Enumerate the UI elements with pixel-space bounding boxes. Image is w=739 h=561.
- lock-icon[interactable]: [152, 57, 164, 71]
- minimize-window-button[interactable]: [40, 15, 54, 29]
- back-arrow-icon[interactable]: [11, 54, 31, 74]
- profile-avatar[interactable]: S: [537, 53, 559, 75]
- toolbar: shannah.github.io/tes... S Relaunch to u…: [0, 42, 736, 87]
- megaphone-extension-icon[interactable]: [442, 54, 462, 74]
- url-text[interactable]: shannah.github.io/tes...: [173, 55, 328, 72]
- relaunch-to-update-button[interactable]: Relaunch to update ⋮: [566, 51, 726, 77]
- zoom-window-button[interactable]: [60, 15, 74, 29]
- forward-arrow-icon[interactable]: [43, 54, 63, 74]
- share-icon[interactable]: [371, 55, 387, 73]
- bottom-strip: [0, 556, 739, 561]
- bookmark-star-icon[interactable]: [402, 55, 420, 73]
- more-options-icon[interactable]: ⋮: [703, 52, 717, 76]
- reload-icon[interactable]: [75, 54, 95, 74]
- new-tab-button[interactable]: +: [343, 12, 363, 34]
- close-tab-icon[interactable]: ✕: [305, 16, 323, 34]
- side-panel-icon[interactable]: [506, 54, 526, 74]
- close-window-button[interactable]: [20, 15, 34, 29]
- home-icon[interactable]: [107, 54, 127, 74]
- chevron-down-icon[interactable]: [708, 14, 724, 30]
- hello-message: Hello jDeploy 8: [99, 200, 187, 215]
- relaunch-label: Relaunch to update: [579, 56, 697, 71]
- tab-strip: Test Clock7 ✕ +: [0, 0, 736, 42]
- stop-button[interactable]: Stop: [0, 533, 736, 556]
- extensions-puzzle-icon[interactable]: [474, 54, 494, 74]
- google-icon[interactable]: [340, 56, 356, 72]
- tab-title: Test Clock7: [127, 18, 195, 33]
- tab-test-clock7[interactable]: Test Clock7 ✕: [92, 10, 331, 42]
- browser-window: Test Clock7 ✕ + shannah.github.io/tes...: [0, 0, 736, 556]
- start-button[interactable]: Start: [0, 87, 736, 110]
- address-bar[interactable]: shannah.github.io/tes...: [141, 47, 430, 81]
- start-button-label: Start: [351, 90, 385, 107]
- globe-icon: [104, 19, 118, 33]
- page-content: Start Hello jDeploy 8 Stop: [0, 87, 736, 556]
===
Short task:
Can you write out every line of the records above again, character for character?

The output:
Enumerate the UI elements with pixel-space bounding boxes. Image is w=739 h=561.
- lock-icon[interactable]: [152, 57, 164, 71]
- minimize-window-button[interactable]: [40, 15, 54, 29]
- back-arrow-icon[interactable]: [11, 54, 31, 74]
- profile-avatar[interactable]: S: [537, 53, 559, 75]
- toolbar: shannah.github.io/tes... S Relaunch to u…: [0, 42, 736, 87]
- megaphone-extension-icon[interactable]: [442, 54, 462, 74]
- url-text[interactable]: shannah.github.io/tes...: [173, 55, 328, 72]
- relaunch-to-update-button[interactable]: Relaunch to update ⋮: [566, 51, 726, 77]
- zoom-window-button[interactable]: [60, 15, 74, 29]
- forward-arrow-icon[interactable]: [43, 54, 63, 74]
- share-icon[interactable]: [371, 55, 387, 73]
- bottom-strip: [0, 556, 739, 561]
- bookmark-star-icon[interactable]: [402, 55, 420, 73]
- more-options-icon[interactable]: ⋮: [703, 52, 717, 76]
- reload-icon[interactable]: [75, 54, 95, 74]
- new-tab-button[interactable]: +: [343, 12, 363, 34]
- close-tab-icon[interactable]: ✕: [305, 16, 323, 34]
- side-panel-icon[interactable]: [506, 54, 526, 74]
- close-window-button[interactable]: [20, 15, 34, 29]
- home-icon[interactable]: [107, 54, 127, 74]
- chevron-down-icon[interactable]: [708, 14, 724, 30]
- hello-message: Hello jDeploy 8: [99, 200, 187, 215]
- relaunch-label: Relaunch to update: [579, 56, 697, 71]
- tab-strip: Test Clock7 ✕ +: [0, 0, 736, 42]
- stop-button[interactable]: Stop: [0, 533, 736, 556]
- extensions-puzzle-icon[interactable]: [474, 54, 494, 74]
- google-icon[interactable]: [340, 56, 356, 72]
- tab-title: Test Clock7: [127, 18, 195, 33]
- tab-test-clock7[interactable]: Test Clock7 ✕: [92, 10, 331, 42]
- browser-window: Test Clock7 ✕ + shannah.github.io/tes...: [0, 0, 736, 556]
- start-button[interactable]: Start: [0, 87, 736, 110]
- address-bar[interactable]: shannah.github.io/tes...: [141, 47, 430, 81]
- start-button-label: Start: [351, 90, 385, 107]
- globe-icon: [104, 19, 118, 33]
- page-content: Start Hello jDeploy 8 Stop: [0, 87, 736, 556]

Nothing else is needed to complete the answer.